───── The input ─────

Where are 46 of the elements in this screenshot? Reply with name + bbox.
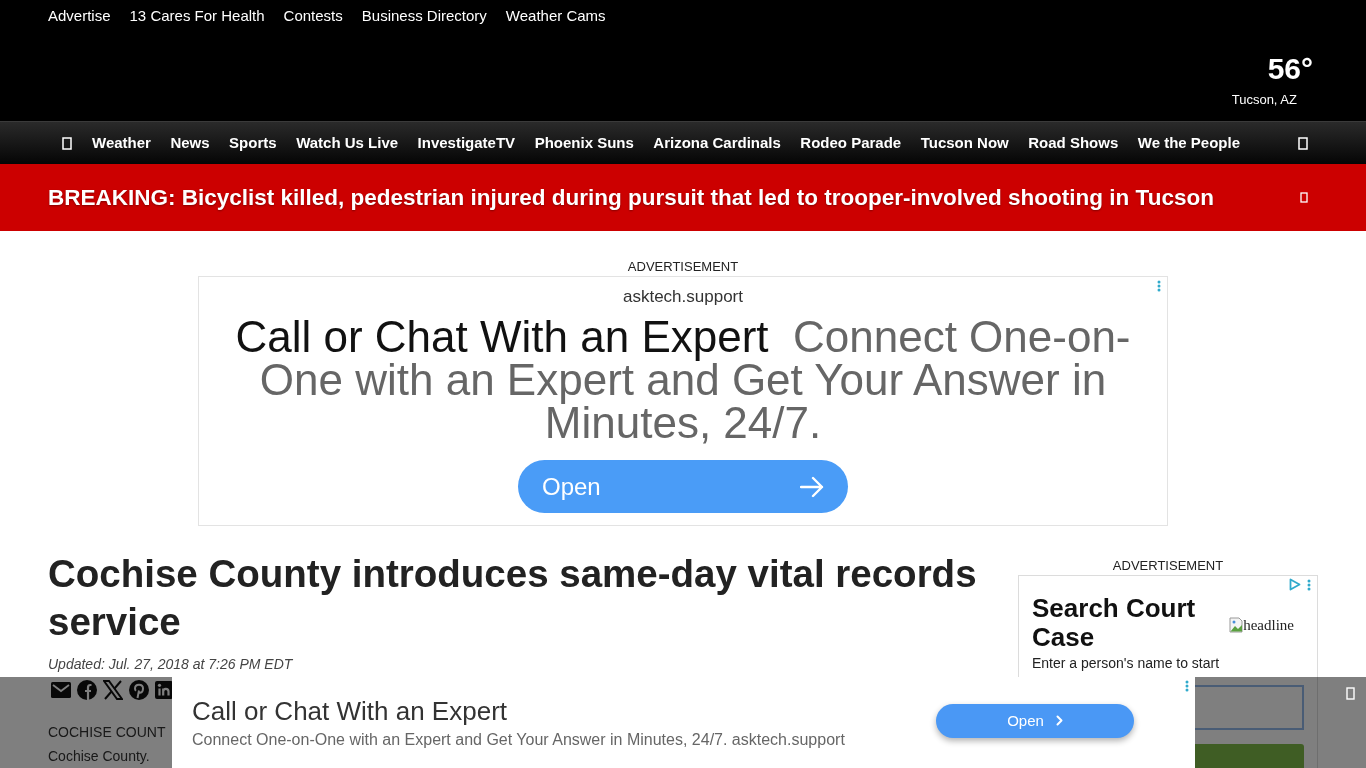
glyph-box-icon[interactable] bbox=[62, 136, 72, 150]
nav-link[interactable]: We the People bbox=[1137, 134, 1241, 152]
options-dots-icon[interactable] bbox=[1307, 578, 1311, 591]
nav-link[interactable]: News bbox=[170, 134, 210, 152]
top-link[interactable]: 13 Cares For Health bbox=[129, 7, 265, 25]
ad-description: Connect One-on-One with an Expert and Get Your Answer in Minutes, 24/7. asktech.support bbox=[192, 730, 845, 749]
nav-link[interactable]: InvestigateTV bbox=[417, 134, 516, 152]
weather-location: Tucson, AZ bbox=[1231, 92, 1297, 108]
arrow-right-icon bbox=[800, 475, 824, 498]
chevron-right-icon bbox=[1055, 715, 1063, 726]
ad-headline[interactable]: Search Court Case bbox=[1032, 594, 1217, 652]
ad-domain: asktech.support bbox=[623, 287, 743, 307]
nav-link[interactable]: Sports bbox=[229, 134, 277, 152]
play-triangle-icon[interactable] bbox=[1289, 578, 1301, 591]
top-link[interactable]: Business Directory bbox=[361, 7, 487, 25]
nav-link[interactable]: Road Shows bbox=[1028, 134, 1119, 152]
nav-link[interactable]: Arizona Cardinals bbox=[653, 134, 781, 152]
ad-text[interactable]: Call or Chat With an Expert Connect One-on-One with an Expert and Get Your Answer in Minutes, 24/7. bbox=[199, 315, 1167, 444]
glyph-box-icon[interactable] bbox=[1298, 136, 1308, 150]
article-text: COCHISE COUNT bbox=[48, 723, 166, 742]
broken-image-icon bbox=[1229, 617, 1244, 633]
article-headline: Cochise County introduces same-day vital records service bbox=[48, 551, 978, 645]
facebook-icon[interactable] bbox=[77, 680, 97, 700]
nav-link[interactable]: Phoenix Suns bbox=[534, 134, 634, 152]
options-dots-icon[interactable] bbox=[1157, 280, 1161, 292]
nav-link[interactable]: Rodeo Parade bbox=[800, 134, 902, 152]
nav-link[interactable]: Tucson Now bbox=[920, 134, 1009, 152]
ad-prompt: Enter a person's name to start bbox=[1032, 655, 1221, 671]
ad-label: ADVERTISEMENT bbox=[627, 259, 739, 274]
ad-headline[interactable]: Call or Chat With an Expert bbox=[192, 696, 845, 726]
breaking-news-link[interactable]: BREAKING: Bicyclist killed, pedestrian injured during pursuit that led to trooper-involved shooting in Tucson bbox=[48, 183, 1214, 212]
temperature[interactable]: 56° bbox=[1267, 52, 1313, 86]
top-link[interactable]: Contests bbox=[283, 7, 343, 25]
email-icon[interactable] bbox=[51, 682, 71, 698]
nav-link[interactable]: Weather bbox=[92, 134, 151, 152]
x-icon[interactable] bbox=[103, 680, 123, 700]
top-link[interactable]: Weather Cams bbox=[505, 7, 606, 25]
linkedin-icon[interactable] bbox=[155, 681, 173, 699]
top-link[interactable]: Advertise bbox=[48, 7, 111, 25]
options-dots-icon[interactable] bbox=[1185, 680, 1189, 692]
updated-timestamp: Updated: Jul. 27, 2018 at 7:26 PM EDT bbox=[48, 655, 293, 673]
pinterest-icon[interactable] bbox=[129, 680, 149, 700]
nav-link[interactable]: Watch Us Live bbox=[296, 134, 399, 152]
ad-label: ADVERTISEMENT bbox=[1112, 558, 1224, 573]
image-alt-text: headline bbox=[1243, 616, 1294, 634]
article-text: Cochise County. bbox=[48, 747, 151, 766]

─────

Task directions: Return every line of the entries above verbatim, leaving out the picture placeholders.

Correct result:
Where are 46 of the elements in this screenshot? Reply with name + bbox.
glyph-box-icon[interactable] bbox=[62, 136, 72, 150]
nav-link[interactable]: We the People bbox=[1137, 134, 1241, 152]
options-dots-icon[interactable] bbox=[1307, 578, 1311, 591]
nav-link[interactable]: News bbox=[170, 134, 210, 152]
top-link[interactable]: 13 Cares For Health bbox=[129, 7, 265, 25]
ad-description: Connect One-on-One with an Expert and Get Your Answer in Minutes, 24/7. asktech.support bbox=[192, 730, 845, 749]
nav-link[interactable]: InvestigateTV bbox=[417, 134, 516, 152]
weather-location: Tucson, AZ bbox=[1231, 92, 1297, 108]
arrow-right-icon bbox=[800, 475, 824, 498]
chevron-right-icon bbox=[1055, 715, 1063, 726]
ad-headline[interactable]: Search Court Case bbox=[1032, 594, 1217, 652]
ad-domain: asktech.support bbox=[623, 287, 743, 307]
nav-link[interactable]: Sports bbox=[229, 134, 277, 152]
play-triangle-icon[interactable] bbox=[1289, 578, 1301, 591]
top-link[interactable]: Business Directory bbox=[361, 7, 487, 25]
nav-link[interactable]: Road Shows bbox=[1028, 134, 1119, 152]
nav-link[interactable]: Arizona Cardinals bbox=[653, 134, 781, 152]
ad-text[interactable]: Call or Chat With an Expert Connect One-on-One with an Expert and Get Your Answer in Minutes, 24/7. bbox=[199, 315, 1167, 444]
glyph-box-icon[interactable] bbox=[1298, 136, 1308, 150]
article-text: COCHISE COUNT bbox=[48, 723, 166, 742]
broken-image-icon bbox=[1229, 617, 1244, 633]
article-headline: Cochise County introduces same-day vital records service bbox=[48, 551, 978, 645]
facebook-icon[interactable] bbox=[77, 680, 97, 700]
nav-link[interactable]: Phoenix Suns bbox=[534, 134, 634, 152]
options-dots-icon[interactable] bbox=[1157, 280, 1161, 292]
nav-link[interactable]: Rodeo Parade bbox=[800, 134, 902, 152]
nav-link[interactable]: Tucson Now bbox=[920, 134, 1009, 152]
ad-prompt: Enter a person's name to start bbox=[1032, 655, 1221, 671]
ad-label: ADVERTISEMENT bbox=[627, 259, 739, 274]
ad-headline[interactable]: Call or Chat With an Expert bbox=[192, 696, 845, 726]
breaking-news-link[interactable]: BREAKING: Bicyclist killed, pedestrian injured during pursuit that led to trooper-involved shooting in Tucson bbox=[48, 183, 1214, 212]
temperature[interactable]: 56° bbox=[1267, 52, 1313, 86]
top-link[interactable]: Contests bbox=[283, 7, 343, 25]
email-icon[interactable] bbox=[51, 682, 71, 698]
nav-link[interactable]: Weather bbox=[92, 134, 151, 152]
x-icon[interactable] bbox=[103, 680, 123, 700]
top-link[interactable]: Weather Cams bbox=[505, 7, 606, 25]
linkedin-icon[interactable] bbox=[155, 681, 173, 699]
top-link[interactable]: Advertise bbox=[48, 7, 111, 25]
options-dots-icon[interactable] bbox=[1185, 680, 1189, 692]
updated-timestamp: Updated: Jul. 27, 2018 at 7:26 PM EDT bbox=[48, 655, 293, 673]
pinterest-icon[interactable] bbox=[129, 680, 149, 700]
nav-link[interactable]: Watch Us Live bbox=[296, 134, 399, 152]
ad-label: ADVERTISEMENT bbox=[1112, 558, 1224, 573]
image-alt-text: headline bbox=[1243, 616, 1294, 634]
article-text: Cochise County. bbox=[48, 747, 151, 766]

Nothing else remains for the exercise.